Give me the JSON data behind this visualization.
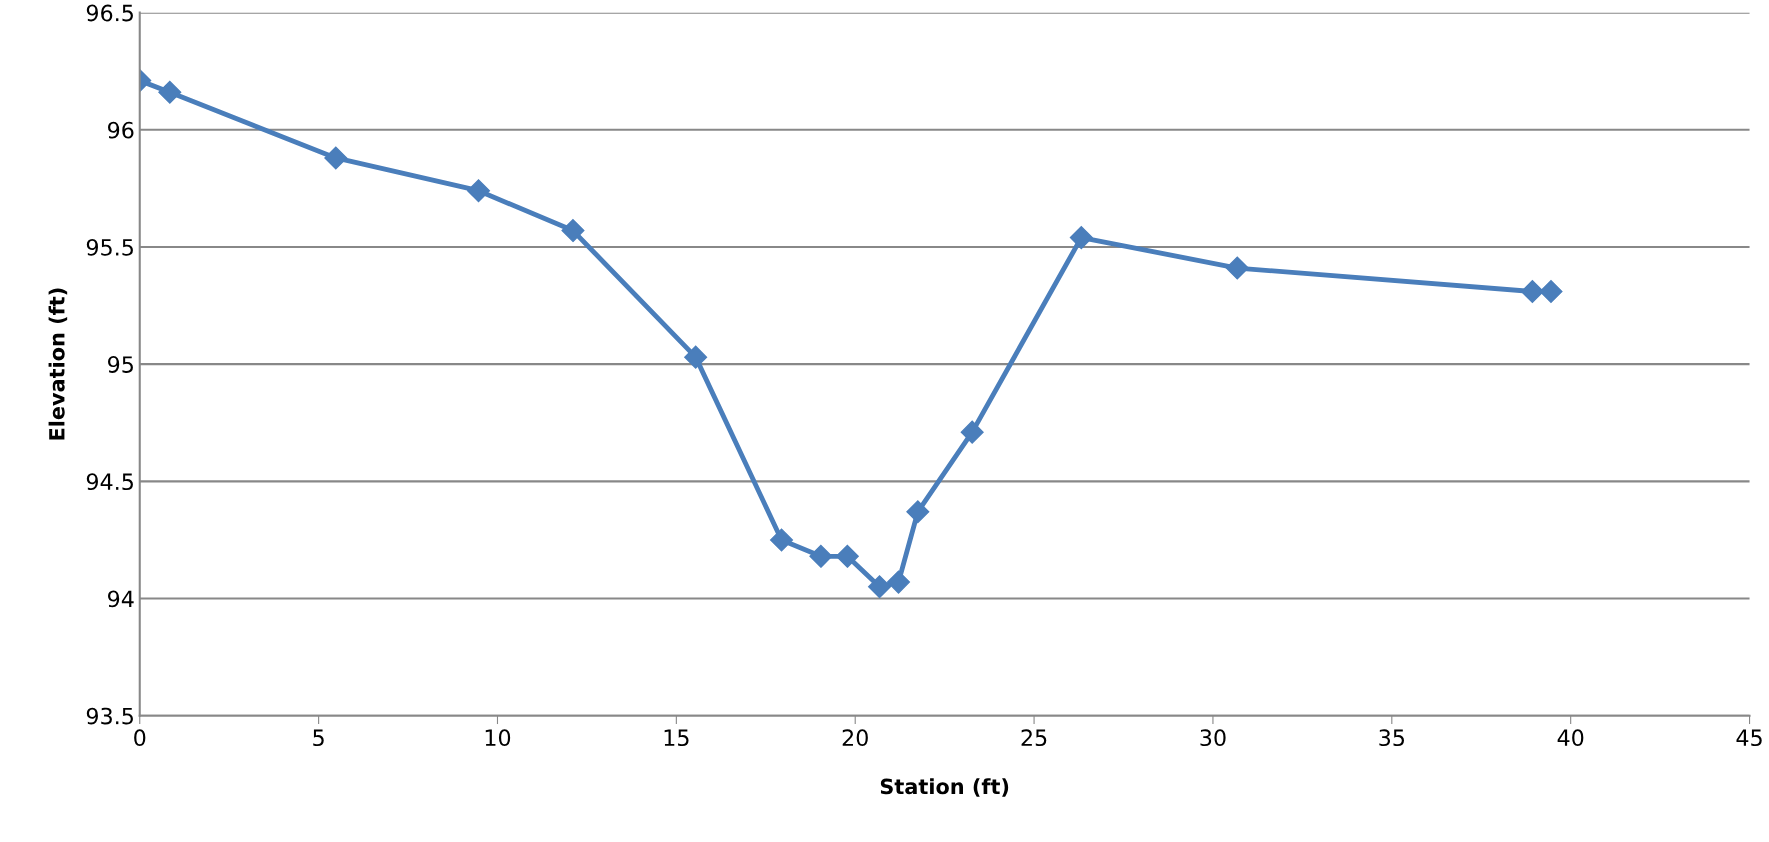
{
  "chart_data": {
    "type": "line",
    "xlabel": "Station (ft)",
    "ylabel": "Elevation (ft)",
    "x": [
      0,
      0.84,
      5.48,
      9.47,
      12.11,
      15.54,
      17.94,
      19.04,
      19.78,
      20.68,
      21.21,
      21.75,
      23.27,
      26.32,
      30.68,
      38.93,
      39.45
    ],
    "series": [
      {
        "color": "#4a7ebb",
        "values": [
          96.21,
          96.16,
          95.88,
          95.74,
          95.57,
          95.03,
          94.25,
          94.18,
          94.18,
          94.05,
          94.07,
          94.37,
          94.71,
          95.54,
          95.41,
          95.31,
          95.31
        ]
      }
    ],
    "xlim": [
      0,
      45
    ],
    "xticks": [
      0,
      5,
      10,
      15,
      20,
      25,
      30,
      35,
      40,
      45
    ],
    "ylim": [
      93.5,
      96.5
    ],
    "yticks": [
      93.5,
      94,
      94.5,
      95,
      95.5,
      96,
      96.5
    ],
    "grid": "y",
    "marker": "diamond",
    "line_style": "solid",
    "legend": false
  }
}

[What the task asks]:
Print every record above exactly as written, leaving out the pictures.

[Answer to this problem]:
Give me the JSON data behind this visualization.
{
  "chart_data": {
    "type": "line",
    "xlabel": "Station (ft)",
    "ylabel": "Elevation (ft)",
    "x": [
      0,
      0.84,
      5.48,
      9.47,
      12.11,
      15.54,
      17.94,
      19.04,
      19.78,
      20.68,
      21.21,
      21.75,
      23.27,
      26.32,
      30.68,
      38.93,
      39.45
    ],
    "series": [
      {
        "color": "#4a7ebb",
        "values": [
          96.21,
          96.16,
          95.88,
          95.74,
          95.57,
          95.03,
          94.25,
          94.18,
          94.18,
          94.05,
          94.07,
          94.37,
          94.71,
          95.54,
          95.41,
          95.31,
          95.31
        ]
      }
    ],
    "xlim": [
      0,
      45
    ],
    "xticks": [
      0,
      5,
      10,
      15,
      20,
      25,
      30,
      35,
      40,
      45
    ],
    "ylim": [
      93.5,
      96.5
    ],
    "yticks": [
      93.5,
      94,
      94.5,
      95,
      95.5,
      96,
      96.5
    ],
    "grid": "y",
    "marker": "diamond",
    "line_style": "solid",
    "legend": false
  }
}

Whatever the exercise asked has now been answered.